## Text block
========================
Question

You are saving up for your newborn daughter's education. You'd like for her to be able...

You are saving up for your newborn daughter's education. You'd like for her to be able to attend University 18 years from today. Today's tuition, room and board at University is $23,000 per year but college costs are expected to increase 6% per year for the next 18 years. Assume, for simplicity, that the cost of attending will be constant her 4 years of college and that tuition payments are due at the beginning of each year. Your investment account earns 9% per year. How much must you save per month, with the first payment occurring at the end of this month, in order to fund her education? Assume annual compounding for the tuition cost increase and the PV of the tuition payments.   

Can you please solve this with the BA ii Plus financial calculator

Homework Answers

Answer #1

First let us calculate the future value of college fees of 23000 growing at a rate of 6%, 18 years from now

Future Value = 23000 * (1.06)18

Future Value = 65,650$

Assuming the fees constant for 4 years, lets calculate total fees for 4 years.
========================
## Recorded data
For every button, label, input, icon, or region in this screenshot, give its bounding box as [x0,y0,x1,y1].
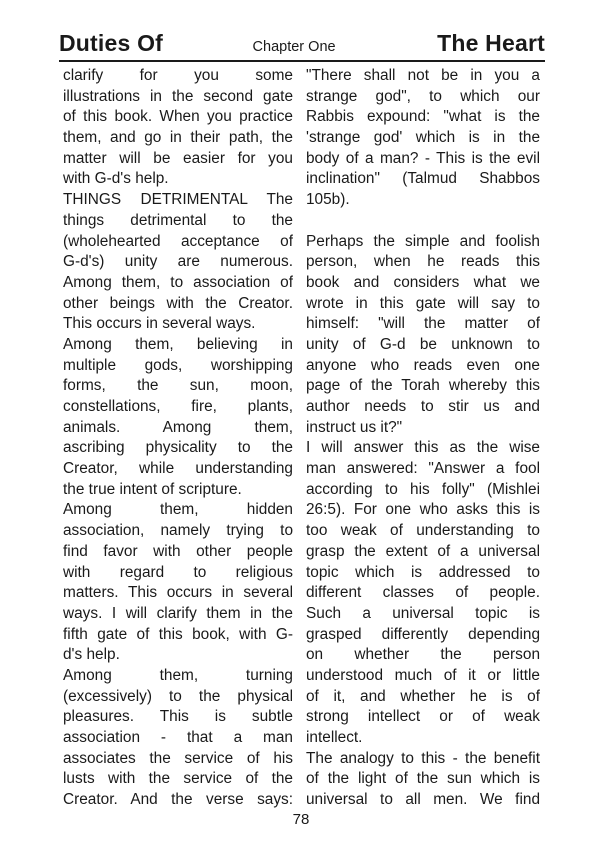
========================
## Brief
From the full question paragraph of the homework text on saving for a daughter's education, list every numeric value it states, giving each distinct value once along with what it measures.

## Solved problem
- 18 years: the time until she attends University
- $23,000 per year: today's tuition, room and board at University
- 6% per year: the expected increase in college costs
- 4 years: the length of college, during which the cost is assumed constant
- 9% per year: the earnings rate of the investment account